*Requirement*:
Scan the records and identify every line in which the string "Close" occurs, then return those lines.

*Exercise input*:
★ ★ ★ ★

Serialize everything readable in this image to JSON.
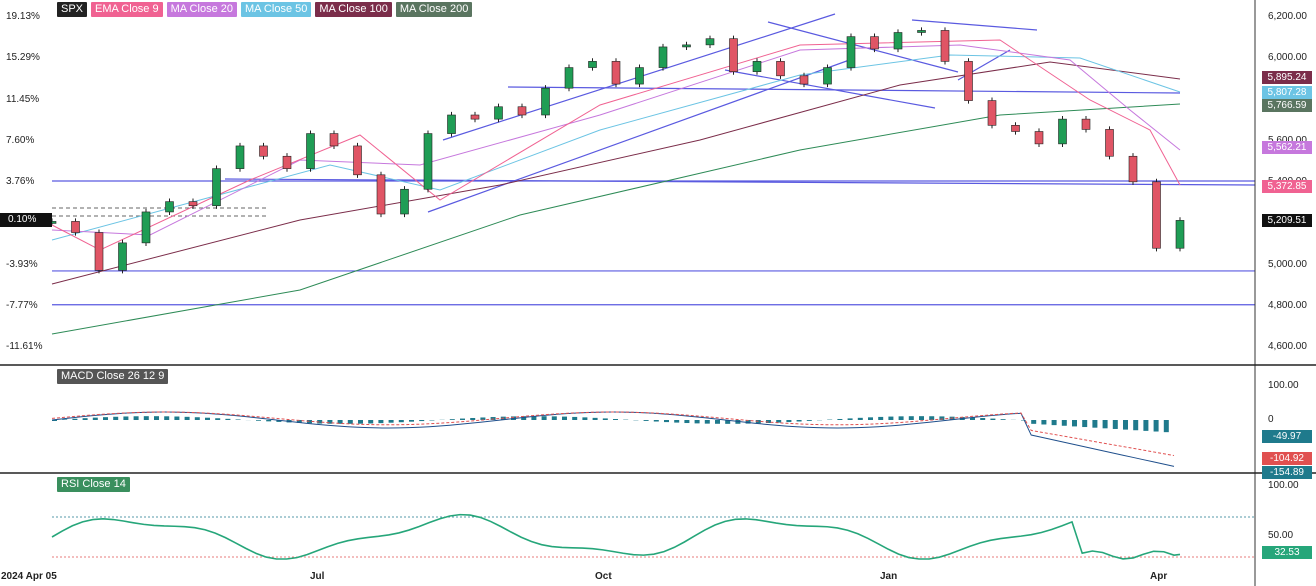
{
  "legend": [
    {
      "label": "SPX",
      "color": "#222222"
    },
    {
      "label": "EMA Close 9",
      "color": "#f06292"
    },
    {
      "label": "MA Close 20",
      "color": "#c678dd"
    },
    {
      "label": "MA Close 50",
      "color": "#6cc4e4"
    },
    {
      "label": "MA Close 100",
      "color": "#7b2d4a"
    },
    {
      "label": "MA Close 200",
      "color": "#5a7560"
    }
  ],
  "macd_title": "MACD Close 26 12 9",
  "rsi_title": "RSI Close 14",
  "left_axis": [
    "19.13%",
    "15.29%",
    "11.45%",
    "7.60%",
    "3.76%",
    "0.10%",
    "-3.93%",
    "-7.77%",
    "-11.61%"
  ],
  "right_axis": [
    "6,200.00",
    "6,000.00",
    "5,800.00",
    "5,600.00",
    "5,400.00",
    "5,000.00",
    "4,800.00",
    "4,600.00"
  ],
  "macd_axis": [
    "100.00",
    "0"
  ],
  "rsi_axis": [
    "100.00",
    "50.00"
  ],
  "x_axis": [
    "2024 Apr 05",
    "Jul",
    "Oct",
    "Jan",
    "Apr"
  ],
  "price_tags": [
    {
      "value": "5,895.24",
      "color": "#7b2d4a"
    },
    {
      "value": "5,807.28",
      "color": "#6cc4e4"
    },
    {
      "value": "5,766.59",
      "color": "#5a7560"
    },
    {
      "value": "5,562.21",
      "color": "#c678dd"
    },
    {
      "value": "5,372.85",
      "color": "#f06292"
    },
    {
      "value": "5,209.51",
      "color": "#111111"
    }
  ],
  "macd_tags": [
    {
      "value": "-49.97",
      "color": "#1f7a8c"
    },
    {
      "value": "-104.92",
      "color": "#e05050"
    },
    {
      "value": "-154.89",
      "color": "#1f7a8c"
    }
  ],
  "rsi_tag": {
    "value": "32.53",
    "color": "#26a67a"
  },
  "left_tag": "0.10%",
  "chart_data": {
    "type": "line",
    "title": "SPX",
    "x_start": "2024-04-05",
    "x_end": "2025-04-04",
    "price_axis_ylim": [
      4600,
      6250
    ],
    "series": [
      {
        "name": "SPX",
        "values": [
          5204,
          5150,
          4967,
          5100,
          5250,
          5300,
          5280,
          5460,
          5570,
          5520,
          5460,
          5630,
          5570,
          5430,
          5240,
          5360,
          5630,
          5720,
          5700,
          5760,
          5720,
          5850,
          5950,
          5980,
          5870,
          5950,
          6050,
          6060,
          6090,
          5930,
          5980,
          5910,
          5870,
          5950,
          6100,
          6040,
          6120,
          6130,
          5980,
          5790,
          5670,
          5640,
          5580,
          5700,
          5650,
          5520,
          5396,
          5074,
          5209
        ]
      },
      {
        "name": "EMA Close 9",
        "last": 5372.85
      },
      {
        "name": "MA Close 20",
        "last": 5562.21
      },
      {
        "name": "MA Close 50",
        "last": 5807.28
      },
      {
        "name": "MA Close 100",
        "last": 5895.24
      },
      {
        "name": "MA Close 200",
        "last": 5766.59
      }
    ],
    "horizontal_levels": [
      5400,
      4964,
      4800
    ],
    "macd": {
      "ylim": [
        -160,
        110
      ],
      "last_macd": -154.89,
      "last_signal": -104.92,
      "last_histogram": -49.97
    },
    "rsi": {
      "ylim": [
        20,
        100
      ],
      "levels": [
        70,
        30
      ],
      "last": 32.53
    },
    "grid": false,
    "legend_position": "top-left"
  }
}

★ ★ ★ ★

*Answer for the task*:
      "label": "EMA Close 9",
      "label": "MA Close 20",
      "label": "MA Close 50",
      "label": "MA Close 100",
      "label": "MA Close 200",
  "macd_title": "MACD Close 26 12 9",
  "rsi_title": "RSI Close 14",
        "name": "EMA Close 9",
        "name": "MA Close 20",
        "name": "MA Close 50",
        "name": "MA Close 100",
        "name": "MA Close 200",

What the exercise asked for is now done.